文本内容 –
题目描述

For a web developer, it is very important to know how to design a web page's size. So, given a specific rectangular web page’s area, your job by now is to design a rectangular web page, whose length L and width W satisfy the following requirements:

1. The area of the rectangular web page you designed must equal to the given target area.

2. The width W should not be larger than the length L, which means L >= W.

3. The difference between length L and width W should be as small as possible.

You need to output the length L and the width W of the web page you designed in sequence.

Example:

Input: 4
Output: [2, 2]
Explanation: The target area is 4, and all the possible ways to construct it are [1,4], [2,2], [4,1]. 
But according to requirement 2, [1,4] is illegal; according to requirement 3,  [4,1] is not optimal compared to [2,2]. So the length L is 2, and the width W is 2.

Note:

  1. The given area won't exceed 10,000,000 and is a positive integer
  2. The web page's width and length you designed must be positive integers.

解法一

思路

这题就是说确定矩形的长和宽,使得面积与给定值相等,而且长宽尽可能接近。那么最优解就是长宽相等而且面积相等了,即x * x = area,但是这样的整数x却不一定存在。既然我们知道了x的最优取值,接下来就只需要将x逐步增大,直到出现area % x == 0,即存在整数xy使得x * y = area就好了。

Python

class Solution(object):
    def constructRectangle(self, area):
        """
        :type area: int
        :rtype: List[int]
        """
        x = int(math.ceil(area ** 0.5))
        while area % x != 0:
            x += 1
        y = int(area / x)
        return [x, y]

Java

public class Solution {
    public int[] constructRectangle(int area) {
        int x = (int) Math.ceil(Math.sqrt(area));
        while (area % x != 0) {
            x++;
        }
        int y = area / x;
        return new int[] {x, y};
    }
}

C++

class Solution {
public:
    vector<int> constructRectangle(int area) {
        int x = (int) ceil(sqrt(area));
        while (area % x != 0) {
            x++;
        }
        int y = area / x;
        return vector<int> {x, y};
    }
};

任务说明 – 将上文网页尺寸题目中的句子“The width W should not be larger than the length L, which means L >= W.”译成中文。

可用资料 –

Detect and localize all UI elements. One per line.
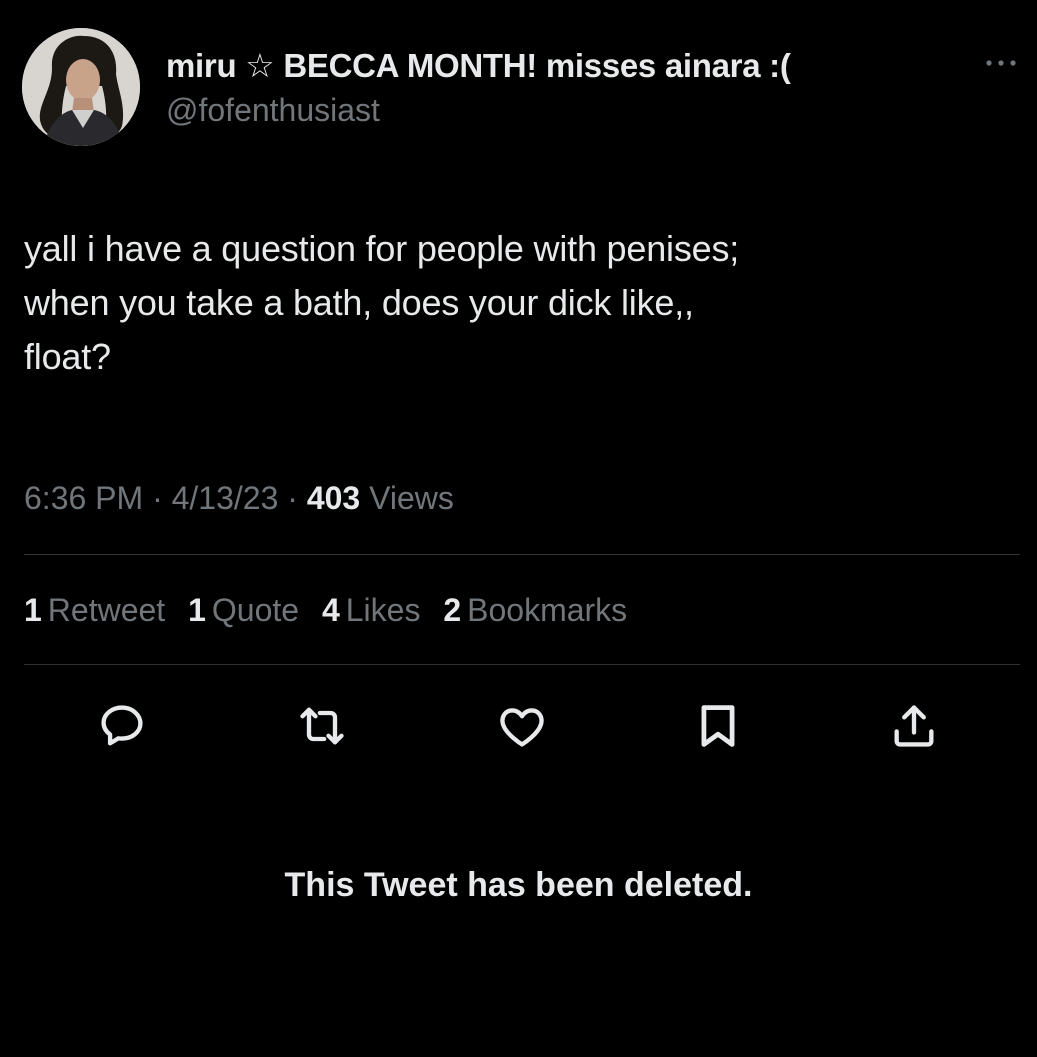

任务答案 – 宽度W不应大于长度L,即L >= W。